*** Extract provided
FC Torpedo-ZIL was a Russian association football club from Moscow. The club, however, should not be confused with the former Russian Premier League club FC Torpedo-ZIL, renamed "Torpedo-Metallurg" in 2003 (the club that later served as a base for the creation of FC Moscow). It was founded in 2003 under the name FC Torpedo-ZIL and was known as Torpedo-RG Moscow until 2009 when it was renamed back to Torpedo-ZIL. On April 3, 2009, ZiL bought FC Torpedo Moscow from their previous owner, Luzhniki. It was speculated at the time that the two teams could possibly be merged (ZiL was a minority owner in FC Torpedo-ZIL as of early 2009, with majority interest owned by Alexander Mamut). As deadline for 2009 registration passed, FC Torpedo Moscow was not reinstated in the Second Division and Torpedo-ZIL remained the only professional Torpedo for 2009.
******
## Prompt A
According to the club history, on what date did ZiL buy FC Torpedo Moscow?
The club history and the records come from unrelated sources.
*** Information provided
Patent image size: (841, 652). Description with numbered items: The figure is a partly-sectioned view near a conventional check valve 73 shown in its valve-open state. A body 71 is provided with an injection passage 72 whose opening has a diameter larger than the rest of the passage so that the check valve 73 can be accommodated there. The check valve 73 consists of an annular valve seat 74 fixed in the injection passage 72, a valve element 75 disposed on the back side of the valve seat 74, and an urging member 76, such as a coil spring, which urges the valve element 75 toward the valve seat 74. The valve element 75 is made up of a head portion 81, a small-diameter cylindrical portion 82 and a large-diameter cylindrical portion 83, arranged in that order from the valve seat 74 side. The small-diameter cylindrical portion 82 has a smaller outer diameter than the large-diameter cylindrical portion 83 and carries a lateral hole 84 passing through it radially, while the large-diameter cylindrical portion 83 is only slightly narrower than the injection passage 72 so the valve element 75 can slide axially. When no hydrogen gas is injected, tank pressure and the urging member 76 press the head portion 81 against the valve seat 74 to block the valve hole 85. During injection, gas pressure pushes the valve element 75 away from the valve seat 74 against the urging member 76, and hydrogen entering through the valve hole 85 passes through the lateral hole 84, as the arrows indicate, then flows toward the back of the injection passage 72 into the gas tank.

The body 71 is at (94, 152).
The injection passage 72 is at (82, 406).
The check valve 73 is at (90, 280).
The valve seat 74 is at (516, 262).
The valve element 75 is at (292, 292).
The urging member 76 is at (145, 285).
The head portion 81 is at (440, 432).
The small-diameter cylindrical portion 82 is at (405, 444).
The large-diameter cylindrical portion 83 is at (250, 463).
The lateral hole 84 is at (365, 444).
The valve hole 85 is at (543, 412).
******
## Prompt B
Render the records as a numbered list, starting at their first line and ending at the line that contains "The head portion 81 is at (440, 432).", with both ends included and blank lines left out.

## Expected output A
On April 3, 2009.

## Expected output B
1. Patent image size: (841, 652). Description with numbered items: The figure is a partly-sectioned view near a conventional check valve 73 shown in its valve-open state. A body 71 is provided with an injection passage 72 whose opening has a diameter larger than the rest of the passage so that the check valve 73 can be accommodated there. The check valve 73 consists of an annular valve seat 74 fixed in the injection passage 72, a valve element 75 disposed on the back side of the valve seat 74, and an urging member 76, such as a coil spring, which urges the valve element 75 toward the valve seat 74. The valve element 75 is made up of a head portion 81, a small-diameter cylindrical portion 82 and a large-diameter cylindrical portion 83, arranged in that order from the valve seat 74 side. The small-diameter cylindrical portion 82 has a smaller outer diameter than the large-diameter cylindrical portion 83 and carries a lateral hole 84 passing through it radially, while the large-diameter cylindrical portion 83 is only slightly narrower than the injection passage 72 so the valve element 75 can slide axially. When no hydrogen gas is injected, tank pressure and the urging member 76 press the head portion 81 against the valve seat 74 to block the valve hole 85. During injection, gas pressure pushes the valve element 75 away from the valve seat 74 against the urging member 76, and hydrogen entering through the valve hole 85 passes through the lateral hole 84, as the arrows indicate, then flows toward the back of the injection passage 72 into the gas tank.
2. The body 71 is at (94, 152).
3. The injection passage 72 is at (82, 406).
4. The check valve 73 is at (90, 280).
5. The valve seat 74 is at (516, 262).
6. The valve element 75 is at (292, 292).
7. The urging member 76 is at (145, 285).
8. The head portion 81 is at (440, 432).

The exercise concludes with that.